- **SUPPLIED MATERIAL**:
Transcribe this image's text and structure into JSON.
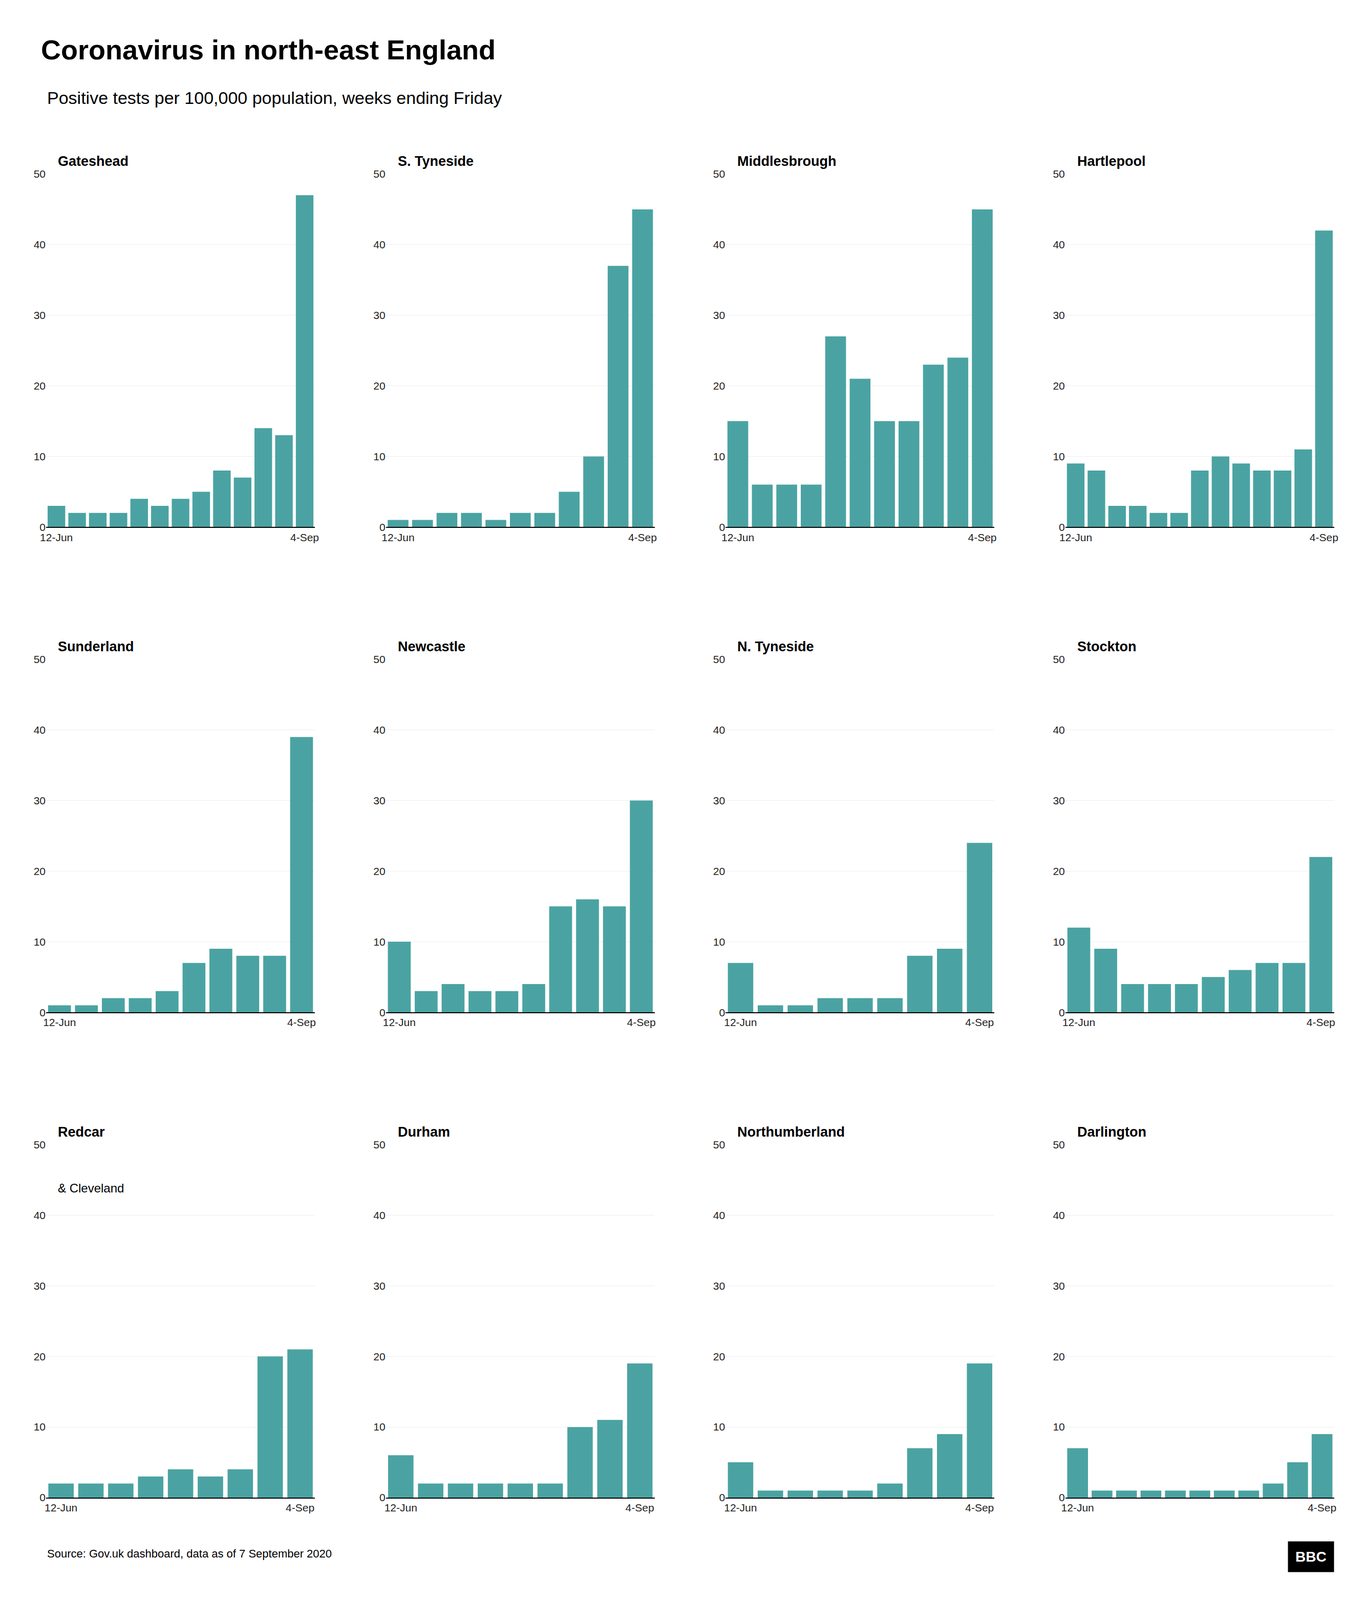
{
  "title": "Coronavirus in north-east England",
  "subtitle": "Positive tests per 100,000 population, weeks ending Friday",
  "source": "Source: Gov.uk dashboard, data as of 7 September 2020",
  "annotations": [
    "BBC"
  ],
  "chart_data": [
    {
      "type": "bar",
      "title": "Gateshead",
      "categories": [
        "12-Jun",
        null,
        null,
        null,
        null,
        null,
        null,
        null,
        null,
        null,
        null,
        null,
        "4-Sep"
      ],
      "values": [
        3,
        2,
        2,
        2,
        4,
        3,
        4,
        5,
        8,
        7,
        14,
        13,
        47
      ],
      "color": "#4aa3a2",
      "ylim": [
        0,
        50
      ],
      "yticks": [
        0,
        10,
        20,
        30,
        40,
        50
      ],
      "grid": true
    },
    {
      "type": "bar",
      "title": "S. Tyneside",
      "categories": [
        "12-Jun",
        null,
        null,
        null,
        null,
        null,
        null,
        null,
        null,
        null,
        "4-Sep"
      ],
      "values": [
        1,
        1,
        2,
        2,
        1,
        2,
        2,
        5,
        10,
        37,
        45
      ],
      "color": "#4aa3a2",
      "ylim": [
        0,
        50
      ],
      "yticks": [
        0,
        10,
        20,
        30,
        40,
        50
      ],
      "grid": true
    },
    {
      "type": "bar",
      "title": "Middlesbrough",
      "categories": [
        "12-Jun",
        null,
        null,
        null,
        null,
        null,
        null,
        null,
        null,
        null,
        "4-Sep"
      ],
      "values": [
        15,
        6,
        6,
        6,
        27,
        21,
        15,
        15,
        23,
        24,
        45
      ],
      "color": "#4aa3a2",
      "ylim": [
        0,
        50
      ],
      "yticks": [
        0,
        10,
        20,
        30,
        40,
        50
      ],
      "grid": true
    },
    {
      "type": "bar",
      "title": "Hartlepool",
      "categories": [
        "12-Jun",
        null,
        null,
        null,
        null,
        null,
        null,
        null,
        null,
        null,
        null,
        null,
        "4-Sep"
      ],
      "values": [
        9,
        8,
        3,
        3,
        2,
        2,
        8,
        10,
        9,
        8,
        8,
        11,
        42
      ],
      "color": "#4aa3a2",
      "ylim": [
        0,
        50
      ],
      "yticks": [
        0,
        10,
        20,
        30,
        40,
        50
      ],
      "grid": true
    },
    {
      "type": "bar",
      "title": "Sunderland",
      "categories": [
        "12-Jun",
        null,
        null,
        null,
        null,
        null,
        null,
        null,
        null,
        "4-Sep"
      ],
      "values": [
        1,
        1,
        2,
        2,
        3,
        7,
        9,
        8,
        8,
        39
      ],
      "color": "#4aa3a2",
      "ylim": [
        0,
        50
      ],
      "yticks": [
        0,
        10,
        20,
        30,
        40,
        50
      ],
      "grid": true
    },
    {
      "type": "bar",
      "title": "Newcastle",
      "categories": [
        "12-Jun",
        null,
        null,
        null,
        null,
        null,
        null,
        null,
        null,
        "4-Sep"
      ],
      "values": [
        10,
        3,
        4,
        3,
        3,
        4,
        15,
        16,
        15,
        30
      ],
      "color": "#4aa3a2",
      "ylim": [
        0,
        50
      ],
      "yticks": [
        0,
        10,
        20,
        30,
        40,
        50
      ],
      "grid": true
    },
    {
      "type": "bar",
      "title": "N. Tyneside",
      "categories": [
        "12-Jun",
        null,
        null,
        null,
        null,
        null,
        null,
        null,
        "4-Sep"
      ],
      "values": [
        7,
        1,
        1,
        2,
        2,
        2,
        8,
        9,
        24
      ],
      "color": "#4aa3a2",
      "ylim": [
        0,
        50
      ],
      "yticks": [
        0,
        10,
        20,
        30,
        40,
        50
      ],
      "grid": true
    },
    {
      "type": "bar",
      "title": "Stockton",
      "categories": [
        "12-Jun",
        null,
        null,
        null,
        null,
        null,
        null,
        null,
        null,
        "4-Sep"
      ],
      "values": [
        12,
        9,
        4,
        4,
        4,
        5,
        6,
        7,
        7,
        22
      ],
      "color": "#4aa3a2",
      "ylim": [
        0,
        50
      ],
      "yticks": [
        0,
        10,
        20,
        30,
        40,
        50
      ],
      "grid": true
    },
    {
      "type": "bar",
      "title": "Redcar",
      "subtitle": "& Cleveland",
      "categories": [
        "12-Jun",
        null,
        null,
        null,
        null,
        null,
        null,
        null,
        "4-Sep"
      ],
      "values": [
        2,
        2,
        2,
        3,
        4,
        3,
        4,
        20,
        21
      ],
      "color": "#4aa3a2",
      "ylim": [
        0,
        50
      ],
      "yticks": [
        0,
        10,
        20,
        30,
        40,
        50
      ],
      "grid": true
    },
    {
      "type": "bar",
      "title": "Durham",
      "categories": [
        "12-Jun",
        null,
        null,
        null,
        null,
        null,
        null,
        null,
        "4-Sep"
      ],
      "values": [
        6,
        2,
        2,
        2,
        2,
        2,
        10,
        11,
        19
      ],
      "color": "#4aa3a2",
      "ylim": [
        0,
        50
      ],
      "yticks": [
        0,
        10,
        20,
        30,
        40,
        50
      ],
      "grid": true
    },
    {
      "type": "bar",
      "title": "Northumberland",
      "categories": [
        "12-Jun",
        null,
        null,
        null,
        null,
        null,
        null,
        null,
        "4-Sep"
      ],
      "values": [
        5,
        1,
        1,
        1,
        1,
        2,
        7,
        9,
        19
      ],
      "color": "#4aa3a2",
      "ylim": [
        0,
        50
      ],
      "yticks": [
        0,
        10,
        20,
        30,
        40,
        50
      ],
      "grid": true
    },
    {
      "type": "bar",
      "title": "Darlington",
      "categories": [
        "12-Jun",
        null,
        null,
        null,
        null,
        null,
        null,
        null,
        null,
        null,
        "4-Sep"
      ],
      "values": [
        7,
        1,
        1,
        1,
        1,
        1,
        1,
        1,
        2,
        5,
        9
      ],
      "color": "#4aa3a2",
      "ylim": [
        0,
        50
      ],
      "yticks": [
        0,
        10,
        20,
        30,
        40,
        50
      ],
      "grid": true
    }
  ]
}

...

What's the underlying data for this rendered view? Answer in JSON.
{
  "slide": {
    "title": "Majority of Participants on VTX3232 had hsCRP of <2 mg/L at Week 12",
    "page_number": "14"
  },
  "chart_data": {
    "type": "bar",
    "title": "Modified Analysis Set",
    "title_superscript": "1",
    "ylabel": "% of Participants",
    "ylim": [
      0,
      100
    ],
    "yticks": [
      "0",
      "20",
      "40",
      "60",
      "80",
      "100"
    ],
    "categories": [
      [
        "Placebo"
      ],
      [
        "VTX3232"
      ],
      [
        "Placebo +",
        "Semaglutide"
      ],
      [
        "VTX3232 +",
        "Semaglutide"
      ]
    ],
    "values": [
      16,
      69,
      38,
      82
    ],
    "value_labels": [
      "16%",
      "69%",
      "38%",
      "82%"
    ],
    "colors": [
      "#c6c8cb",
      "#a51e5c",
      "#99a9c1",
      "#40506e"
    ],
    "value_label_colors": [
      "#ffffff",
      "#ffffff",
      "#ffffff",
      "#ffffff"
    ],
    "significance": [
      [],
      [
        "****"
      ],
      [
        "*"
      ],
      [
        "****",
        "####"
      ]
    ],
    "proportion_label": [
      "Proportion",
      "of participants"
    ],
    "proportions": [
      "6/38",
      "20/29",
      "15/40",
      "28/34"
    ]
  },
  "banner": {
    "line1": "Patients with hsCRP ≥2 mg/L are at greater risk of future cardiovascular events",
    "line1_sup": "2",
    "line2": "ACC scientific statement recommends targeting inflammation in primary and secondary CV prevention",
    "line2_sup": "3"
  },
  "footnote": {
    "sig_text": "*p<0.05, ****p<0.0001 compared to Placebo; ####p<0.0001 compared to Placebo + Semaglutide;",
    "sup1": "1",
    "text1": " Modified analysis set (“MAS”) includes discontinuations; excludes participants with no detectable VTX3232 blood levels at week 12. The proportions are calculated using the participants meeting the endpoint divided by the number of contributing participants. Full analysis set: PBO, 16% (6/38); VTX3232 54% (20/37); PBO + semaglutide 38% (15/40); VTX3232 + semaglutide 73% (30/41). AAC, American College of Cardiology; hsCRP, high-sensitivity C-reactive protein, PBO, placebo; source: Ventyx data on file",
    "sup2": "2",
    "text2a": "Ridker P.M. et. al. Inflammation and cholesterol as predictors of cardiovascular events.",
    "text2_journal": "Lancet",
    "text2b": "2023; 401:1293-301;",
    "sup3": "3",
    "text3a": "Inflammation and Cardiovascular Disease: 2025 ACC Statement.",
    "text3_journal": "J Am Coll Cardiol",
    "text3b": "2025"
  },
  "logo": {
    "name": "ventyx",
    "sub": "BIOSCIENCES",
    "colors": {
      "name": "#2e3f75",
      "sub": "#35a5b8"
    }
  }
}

- **THE TASK**: Each line above where the word "events" occurs should be copied out.

- **ANSWER TO THIS PROBLEM**:
    "line1": "Patients with hsCRP ≥2 mg/L are at greater risk of future cardiovascular events",
    "text2a": "Ridker P.M. et. al. Inflammation and cholesterol as predictors of cardiovascular events.",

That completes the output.